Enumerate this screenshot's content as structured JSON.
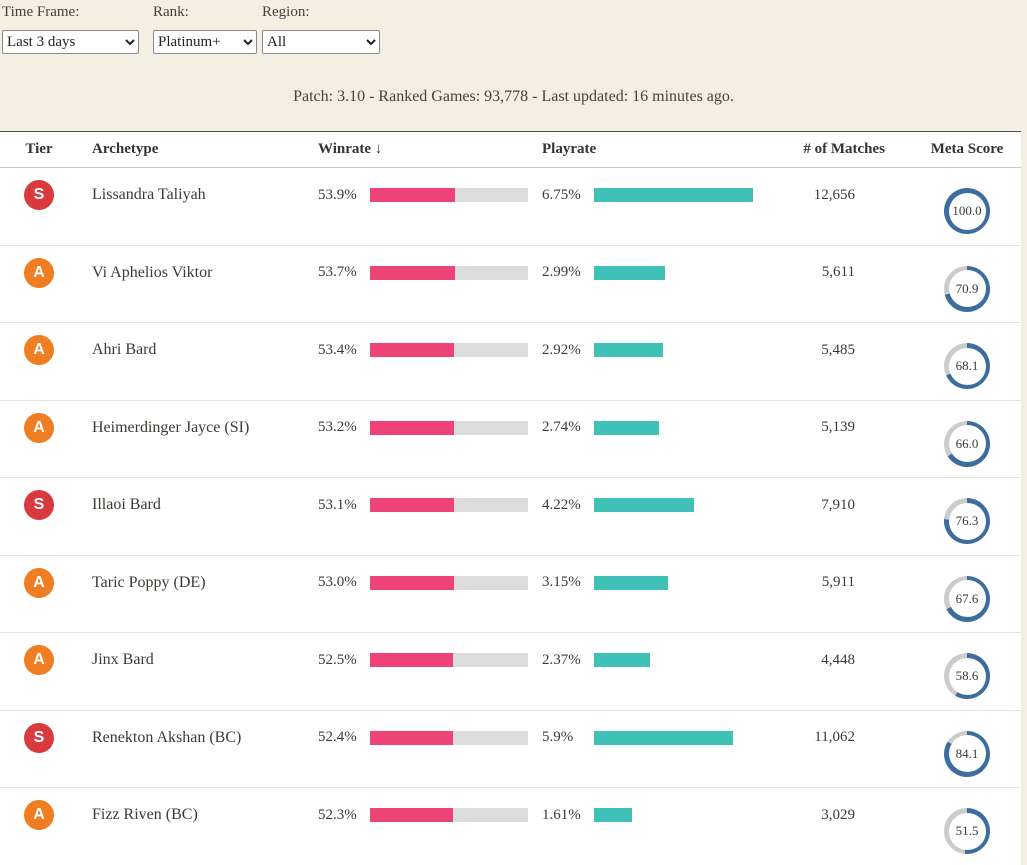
{
  "filters": {
    "time_frame": {
      "label": "Time Frame:",
      "value": "Last 3 days"
    },
    "rank": {
      "label": "Rank:",
      "value": "Platinum+"
    },
    "region": {
      "label": "Region:",
      "value": "All"
    }
  },
  "status_line": "Patch: 3.10 - Ranked Games: 93,778 - Last updated: 16 minutes ago.",
  "table": {
    "headers": {
      "tier": "Tier",
      "archetype": "Archetype",
      "winrate": "Winrate ↓",
      "playrate": "Playrate",
      "matches": "# of Matches",
      "meta_score": "Meta Score"
    },
    "rows": [
      {
        "tier": "S",
        "archetype": "Lissandra Taliyah",
        "winrate": "53.9%",
        "winrate_pct": 53.9,
        "playrate": "6.75%",
        "playrate_pct": 6.75,
        "matches": "12,656",
        "meta_score": "100.0",
        "meta_score_num": 100.0
      },
      {
        "tier": "A",
        "archetype": "Vi Aphelios Viktor",
        "winrate": "53.7%",
        "winrate_pct": 53.7,
        "playrate": "2.99%",
        "playrate_pct": 2.99,
        "matches": "5,611",
        "meta_score": "70.9",
        "meta_score_num": 70.9
      },
      {
        "tier": "A",
        "archetype": "Ahri Bard",
        "winrate": "53.4%",
        "winrate_pct": 53.4,
        "playrate": "2.92%",
        "playrate_pct": 2.92,
        "matches": "5,485",
        "meta_score": "68.1",
        "meta_score_num": 68.1
      },
      {
        "tier": "A",
        "archetype": "Heimerdinger Jayce (SI)",
        "winrate": "53.2%",
        "winrate_pct": 53.2,
        "playrate": "2.74%",
        "playrate_pct": 2.74,
        "matches": "5,139",
        "meta_score": "66.0",
        "meta_score_num": 66.0
      },
      {
        "tier": "S",
        "archetype": "Illaoi Bard",
        "winrate": "53.1%",
        "winrate_pct": 53.1,
        "playrate": "4.22%",
        "playrate_pct": 4.22,
        "matches": "7,910",
        "meta_score": "76.3",
        "meta_score_num": 76.3
      },
      {
        "tier": "A",
        "archetype": "Taric Poppy (DE)",
        "winrate": "53.0%",
        "winrate_pct": 53.0,
        "playrate": "3.15%",
        "playrate_pct": 3.15,
        "matches": "5,911",
        "meta_score": "67.6",
        "meta_score_num": 67.6
      },
      {
        "tier": "A",
        "archetype": "Jinx Bard",
        "winrate": "52.5%",
        "winrate_pct": 52.5,
        "playrate": "2.37%",
        "playrate_pct": 2.37,
        "matches": "4,448",
        "meta_score": "58.6",
        "meta_score_num": 58.6
      },
      {
        "tier": "S",
        "archetype": "Renekton Akshan (BC)",
        "winrate": "52.4%",
        "winrate_pct": 52.4,
        "playrate": "5.9%",
        "playrate_pct": 5.9,
        "matches": "11,062",
        "meta_score": "84.1",
        "meta_score_num": 84.1
      },
      {
        "tier": "A",
        "archetype": "Fizz Riven (BC)",
        "winrate": "52.3%",
        "winrate_pct": 52.3,
        "playrate": "1.61%",
        "playrate_pct": 1.61,
        "matches": "3,029",
        "meta_score": "51.5",
        "meta_score_num": 51.5
      }
    ]
  },
  "colors": {
    "page_background": "#f4efe3",
    "tier_colors": {
      "S": "#d83a3e",
      "A": "#ef7d22"
    },
    "winrate_bar": "#ee4377",
    "bar_track": "#dcdcdc",
    "playrate_bar": "#3fc1b8",
    "meta_ring": "#3d6d9e",
    "meta_ring_track": "#cccccc"
  }
}
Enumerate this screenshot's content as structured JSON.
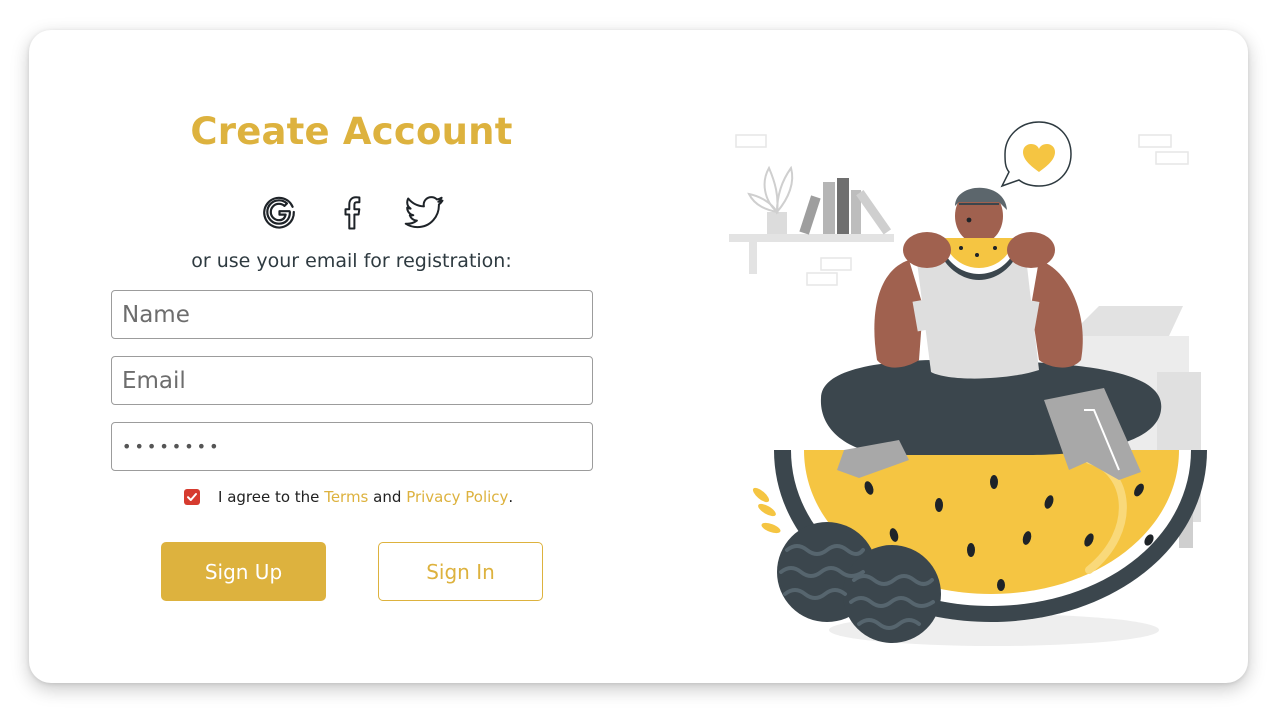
{
  "form": {
    "title": "Create Account",
    "social_icons": [
      "google-icon",
      "facebook-icon",
      "twitter-icon"
    ],
    "subtitle": "or use your email for registration:",
    "name_placeholder": "Name",
    "email_placeholder": "Email",
    "password_value": "••••••••",
    "agree_prefix": "I agree to the",
    "terms_link": "Terms",
    "agree_and": "and",
    "privacy_link": "Privacy Policy",
    "agree_suffix": ".",
    "agreed": true,
    "signup_label": "Sign Up",
    "signin_label": "Sign In"
  },
  "colors": {
    "accent": "#DDB23E",
    "checkbox": "#D63B2F",
    "text": "#2E3A40"
  }
}
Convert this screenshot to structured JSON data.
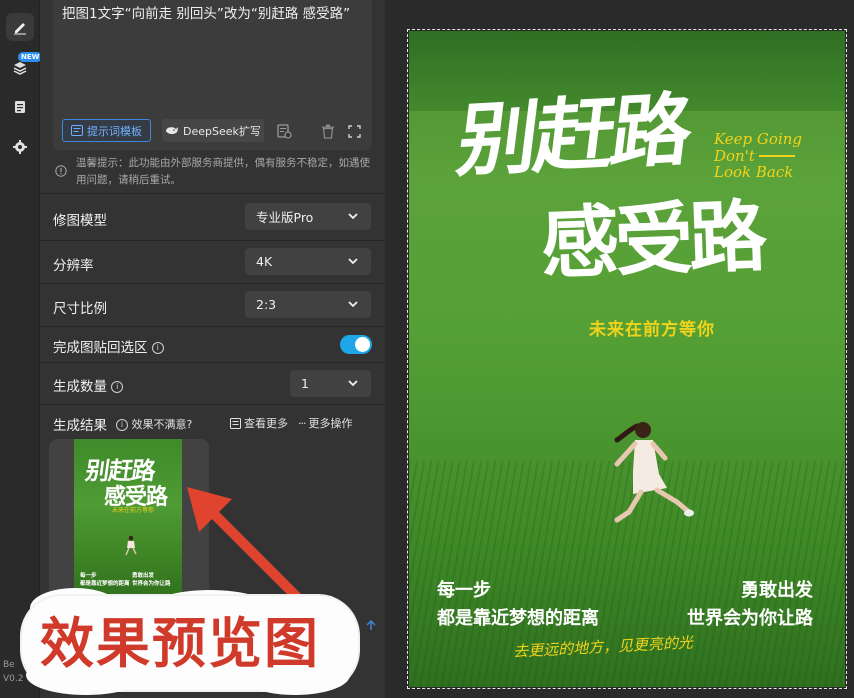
{
  "rail": {
    "new_badge": "NEW",
    "version_line1": "Be",
    "version_line2": "V0.2"
  },
  "prompt": {
    "text": "把图1文字“向前走 别回头”改为“别赶路 感受路”",
    "template_button": "提示词模板",
    "deepseek_button": "DeepSeek扩写"
  },
  "notice": {
    "text": "温馨提示：此功能由外部服务商提供，偶有服务不稳定，如遇使用问题，请稍后重试。"
  },
  "settings": {
    "model_label": "修图模型",
    "model_value": "专业版Pro",
    "resolution_label": "分辨率",
    "resolution_value": "4K",
    "ratio_label": "尺寸比例",
    "ratio_value": "2:3",
    "paste_back_label": "完成图贴回选区",
    "paste_back_on": true,
    "count_label": "生成数量",
    "count_value": "1"
  },
  "results": {
    "label": "生成结果",
    "unsatisfied": "效果不满意?",
    "see_more": "查看更多",
    "more_actions": "更多操作"
  },
  "annotation": {
    "sticker_text": "效果预览图",
    "arrow_color": "#e0442f"
  },
  "poster": {
    "title_line1": "别赶路",
    "title_line2": "感受路",
    "english_line1": "Keep Going",
    "english_line2": "Don't",
    "english_line3": "Look Back",
    "subtitle": "未来在前方等你",
    "left_line1": "每一步",
    "left_line2": "都是靠近梦想的距离",
    "right_line1": "勇敢出发",
    "right_line2": "世界会为你让路",
    "signature": "去更远的地方，见更亮的光",
    "accent_color": "#f2d31b"
  },
  "thumbnail": {
    "title_line1": "别赶路",
    "title_line2": "感受路",
    "subtitle": "未来在前方等你",
    "left_line1": "每一步",
    "left_line2": "都是靠近梦想的距离",
    "right_line1": "勇敢出发",
    "right_line2": "世界会为你让路"
  }
}
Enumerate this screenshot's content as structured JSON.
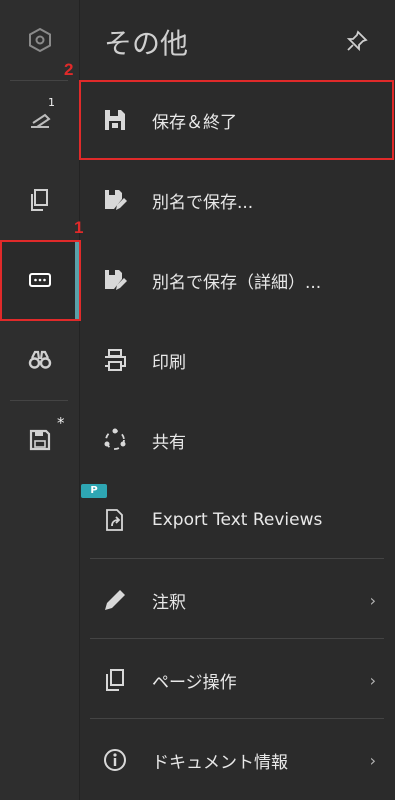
{
  "panel": {
    "title": "その他"
  },
  "rail": {
    "notifications_count": "1",
    "save_modified_marker": "*",
    "active_item": "more-options"
  },
  "callouts": {
    "callout_1_label": "1",
    "callout_2_label": "2"
  },
  "menu": [
    {
      "id": "save-and-close",
      "label": "保存＆終了",
      "icon": "save-icon",
      "chevron": ""
    },
    {
      "id": "save-as",
      "label": "別名で保存...",
      "icon": "save-as-icon",
      "chevron": ""
    },
    {
      "id": "save-as-detailed",
      "label": "別名で保存（詳細）...",
      "icon": "save-as-detailed-icon",
      "chevron": ""
    },
    {
      "id": "print",
      "label": "印刷",
      "icon": "printer-icon",
      "chevron": ""
    },
    {
      "id": "share",
      "label": "共有",
      "icon": "share-icon",
      "chevron": ""
    },
    {
      "id": "export-text-reviews",
      "label": "Export Text Reviews",
      "icon": "export-icon",
      "chevron": ""
    },
    {
      "id": "annotations",
      "label": "注釈",
      "icon": "pen-icon",
      "chevron": "›"
    },
    {
      "id": "page-operations",
      "label": "ページ操作",
      "icon": "pages-icon",
      "chevron": "›"
    },
    {
      "id": "document-info",
      "label": "ドキュメント情報",
      "icon": "info-icon",
      "chevron": "›"
    }
  ],
  "plugin_tag_text": "P",
  "colors": {
    "accent": "#5aa0a8",
    "callout": "#e02a2a",
    "plugin_tag": "#2ea6b3"
  }
}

STATED TASK
Look through the records and gather each line with the word "Bard".

RESPONSE TO THE EXERCISE
        "archetype": "Ahri Bard",
        "archetype": "Illaoi Bard",
        "archetype": "Jinx Bard",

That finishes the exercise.